## [Goal 1]
In the news items on replacing Fannie Mae and Freddie Mac, how many votes do supporters want from the 22-member panel?
## [Goal 2]
Continue the news items on replacing Fannie Mae and Freddie Mac from where they stop.

## [Text section]
Apr. 29, 2014, 5:09 AM
- The Senate Banking Committee is due to meet today to discuss replacing Fannie Mae (FNMA) and Freddie Mac (FMCC) with an agency that will offer a government mortgage guarantee but only after private interests have absorbed big losses.
- However, the agency would still preserve the 30-year fixed rate loans that are at the center of the mortgage system.
- The 22-member panel is expected to approve the proposals, although supporters want at least 16 votes so they can pressure for a ballot on the Senate floor.
Apr. 28, 2014, 8:09 AM
- As soon as tomorrow, the Senate Banking Committee will decide if GSE reform legislation - which would wind down Fannie Mae (FNMA) and Freddie Mac (FMCC) over five years - will move forward or not. At the moment, committee leaders are involved in busy horse-trading to win over a few of the half-dozen Democrats on the panel who haven't yet come out in support.

Collected data:
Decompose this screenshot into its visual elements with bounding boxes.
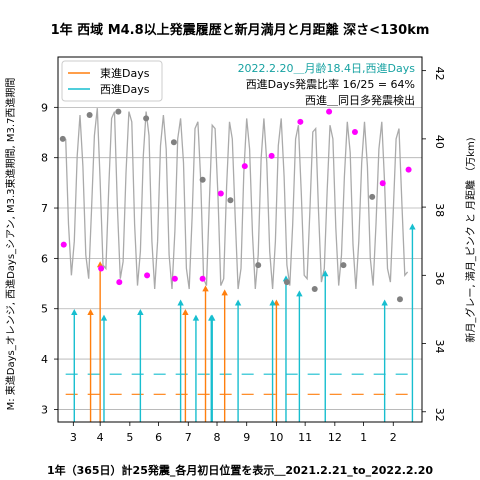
y-tick-label-left: 5 xyxy=(41,303,48,316)
x-tick-label: 2 xyxy=(390,431,397,444)
east-event-marker xyxy=(182,309,189,316)
y-axis-label-right: 新月_グレー, 満月_ピンク と 月距離 （万km) xyxy=(464,137,477,342)
full-moon-point xyxy=(60,241,67,248)
y-axis-label-left: M: 東進Days_オレンジ, 西進Days_シアン, M3.3東進期間, M3… xyxy=(4,78,17,411)
west-event-marker xyxy=(71,309,78,316)
full-moon-point xyxy=(199,275,206,282)
east-event-marker xyxy=(221,289,228,296)
west-event-marker xyxy=(269,299,276,306)
x-tick-label: 6 xyxy=(155,431,162,444)
west-event-marker xyxy=(137,309,144,316)
y-tick-label-right: 40 xyxy=(433,135,446,149)
west-event-marker xyxy=(209,314,216,321)
east-event-marker xyxy=(202,285,209,292)
x-tick-label: 5 xyxy=(126,431,133,444)
y-tick-label-right: 36 xyxy=(433,271,446,285)
west-event-marker xyxy=(381,299,388,306)
full-moon-point xyxy=(116,279,123,286)
annotation-text: 2022.2.20＿月齢18.4日,西進Days xyxy=(238,61,416,75)
new-moon-point xyxy=(227,197,234,204)
y-tick-label-right: 32 xyxy=(433,408,446,422)
legend-label: 西進Days xyxy=(100,83,150,96)
x-tick-label: 9 xyxy=(243,431,250,444)
y-tick-label-left: 4 xyxy=(41,353,48,366)
full-moon-point xyxy=(297,118,304,125)
x-tick-label: 10 xyxy=(269,431,283,444)
new-moon-point xyxy=(199,176,206,183)
full-moon-point xyxy=(326,108,333,115)
x-tick-label: 7 xyxy=(185,431,192,444)
y-tick-label-left: 3 xyxy=(41,403,48,416)
y-tick-label-left: 7 xyxy=(41,202,48,215)
west-event-marker xyxy=(296,290,303,297)
new-moon-point xyxy=(396,296,403,303)
x-tick-label: 8 xyxy=(214,431,221,444)
west-event-marker xyxy=(192,314,200,321)
x-tick-label: 4 xyxy=(97,431,104,444)
legend-box xyxy=(61,60,163,102)
new-moon-point xyxy=(283,279,290,286)
legend-label: 東進Days xyxy=(100,67,150,80)
new-moon-point xyxy=(311,285,318,292)
west-event-marker xyxy=(100,314,108,321)
x-tick-label: 11 xyxy=(298,431,312,444)
new-moon-point xyxy=(369,193,376,200)
new-moon-point xyxy=(59,135,66,142)
new-moon-point xyxy=(340,262,347,269)
annotation-text: 西進＿同日多発震検出 xyxy=(305,93,415,107)
y-tick-label-left: 6 xyxy=(41,252,48,265)
full-moon-point xyxy=(268,152,275,159)
west-event-marker xyxy=(322,270,329,277)
plot-background xyxy=(58,57,422,422)
west-event-marker xyxy=(177,299,184,306)
chart-title: 1年 西域 M4.8以上発震履歴と新月満月と月距離 深さ<130km xyxy=(51,22,430,38)
full-moon-point xyxy=(241,163,248,170)
full-moon-point xyxy=(171,275,178,282)
new-moon-point xyxy=(170,139,177,146)
full-moon-point xyxy=(98,265,105,272)
new-moon-point xyxy=(115,108,122,115)
full-moon-point xyxy=(405,166,412,173)
full-moon-point xyxy=(379,180,386,187)
full-moon-point xyxy=(217,190,224,197)
x-tick-label: 1 xyxy=(360,431,367,444)
y-tick-label-right: 42 xyxy=(433,67,446,81)
y-tick-label-right: 38 xyxy=(433,203,446,217)
full-moon-point xyxy=(144,272,151,279)
plot-frame xyxy=(57,56,423,423)
new-moon-point xyxy=(86,111,93,118)
new-moon-point xyxy=(143,115,150,122)
new-moon-point xyxy=(255,262,262,269)
y-tick-label-right: 34 xyxy=(433,340,446,354)
west-event-marker xyxy=(409,223,416,230)
y-tick-label-left: 9 xyxy=(41,101,48,114)
west-event-marker xyxy=(234,299,242,306)
annotation-text: 西進Days発震比率 16/25 = 64% xyxy=(246,77,415,91)
x-tick-label: 3 xyxy=(70,431,77,444)
y-tick-label-left: 8 xyxy=(41,152,48,165)
x-tick-label: 12 xyxy=(328,431,342,444)
east-event-marker xyxy=(87,309,94,316)
moon-distance-line xyxy=(65,108,409,290)
legend: 東進Days 西進Days xyxy=(61,60,163,102)
full-moon-point xyxy=(351,129,358,136)
x-axis-label: 1年（365日）計25発震_各月初日位置を表示＿2021.2.21_to_202… xyxy=(47,463,433,477)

## [Task result 1]
At least 16 votes.

## [Task result 2]
- An impasse means the status quo - in which the two companies operate under federal control with no resolution on the status of privately-owned stakes - could continue for years.
- At the moment, a majority looks to be in place to move the bill out of committee, but Majority Leader Reid is expected to allow a floor vote only if more Democrats come on board. “Senate leadership appears far from enthused by the prospects of a floor vote on the measure,” says Compass Point's Isaac Boltanksy. “Reforming the mortgage market just doesn’t fit into the pre-election priorities of either party.”
Apr. 25, 2014, 4:43 AM
- The amount that lenders originated in mortgage loans plunged 58% on year Q1 to a 14-year low of $235B, almost entirely due to drop in refinancing. The figures are from industry newsletter Inside Mortgage Finance.
- Loans for acquisitions were flat on year and lower than in Q4.
- The trend is the latest indication that increasing interest rates are hampering the housing recovery. The average 30-year fixed-rate mortgage was 4.5% last week, up from 3.6% in May last year, when rates spiked after the Fed indicated it would scale back its QE program.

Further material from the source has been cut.